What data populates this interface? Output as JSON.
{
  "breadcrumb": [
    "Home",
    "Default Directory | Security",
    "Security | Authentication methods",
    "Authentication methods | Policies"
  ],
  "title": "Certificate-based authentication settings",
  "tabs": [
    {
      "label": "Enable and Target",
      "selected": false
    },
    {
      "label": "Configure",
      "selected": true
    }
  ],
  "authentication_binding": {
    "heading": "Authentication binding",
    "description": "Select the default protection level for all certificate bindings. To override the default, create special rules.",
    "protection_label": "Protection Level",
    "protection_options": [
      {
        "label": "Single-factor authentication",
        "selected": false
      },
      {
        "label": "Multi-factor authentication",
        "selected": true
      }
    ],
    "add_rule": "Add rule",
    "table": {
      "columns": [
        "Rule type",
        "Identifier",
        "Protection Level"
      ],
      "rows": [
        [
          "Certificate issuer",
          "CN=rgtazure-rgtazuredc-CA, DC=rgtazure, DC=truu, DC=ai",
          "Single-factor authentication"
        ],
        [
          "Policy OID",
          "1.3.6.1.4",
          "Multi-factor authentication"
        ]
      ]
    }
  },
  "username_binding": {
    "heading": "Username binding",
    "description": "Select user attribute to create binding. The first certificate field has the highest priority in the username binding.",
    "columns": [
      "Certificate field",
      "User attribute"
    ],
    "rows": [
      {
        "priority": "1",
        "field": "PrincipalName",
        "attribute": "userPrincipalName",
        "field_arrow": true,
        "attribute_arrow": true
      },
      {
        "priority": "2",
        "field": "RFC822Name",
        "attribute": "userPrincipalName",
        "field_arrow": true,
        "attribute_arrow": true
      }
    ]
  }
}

····················

| Description of the task |
Faithfully reproduce all of the records, character for character.

| Problem solution |
What data populates this interface? Output as JSON.
{
  "breadcrumb": [
    "Home",
    "Default Directory | Security",
    "Security | Authentication methods",
    "Authentication methods | Policies"
  ],
  "title": "Certificate-based authentication settings",
  "tabs": [
    {
      "label": "Enable and Target",
      "selected": false
    },
    {
      "label": "Configure",
      "selected": true
    }
  ],
  "authentication_binding": {
    "heading": "Authentication binding",
    "description": "Select the default protection level for all certificate bindings. To override the default, create special rules.",
    "protection_label": "Protection Level",
    "protection_options": [
      {
        "label": "Single-factor authentication",
        "selected": false
      },
      {
        "label": "Multi-factor authentication",
        "selected": true
      }
    ],
    "add_rule": "Add rule",
    "table": {
      "columns": [
        "Rule type",
        "Identifier",
        "Protection Level"
      ],
      "rows": [
        [
          "Certificate issuer",
          "CN=rgtazure-rgtazuredc-CA, DC=rgtazure, DC=truu, DC=ai",
          "Single-factor authentication"
        ],
        [
          "Policy OID",
          "1.3.6.1.4",
          "Multi-factor authentication"
        ]
      ]
    }
  },
  "username_binding": {
    "heading": "Username binding",
    "description": "Select user attribute to create binding. The first certificate field has the highest priority in the username binding.",
    "columns": [
      "Certificate field",
      "User attribute"
    ],
    "rows": [
      {
        "priority": "1",
        "field": "PrincipalName",
        "attribute": "userPrincipalName",
        "field_arrow": true,
        "attribute_arrow": true
      },
      {
        "priority": "2",
        "field": "RFC822Name",
        "attribute": "userPrincipalName",
        "field_arrow": true,
        "attribute_arrow": true
      }
    ]
  }
}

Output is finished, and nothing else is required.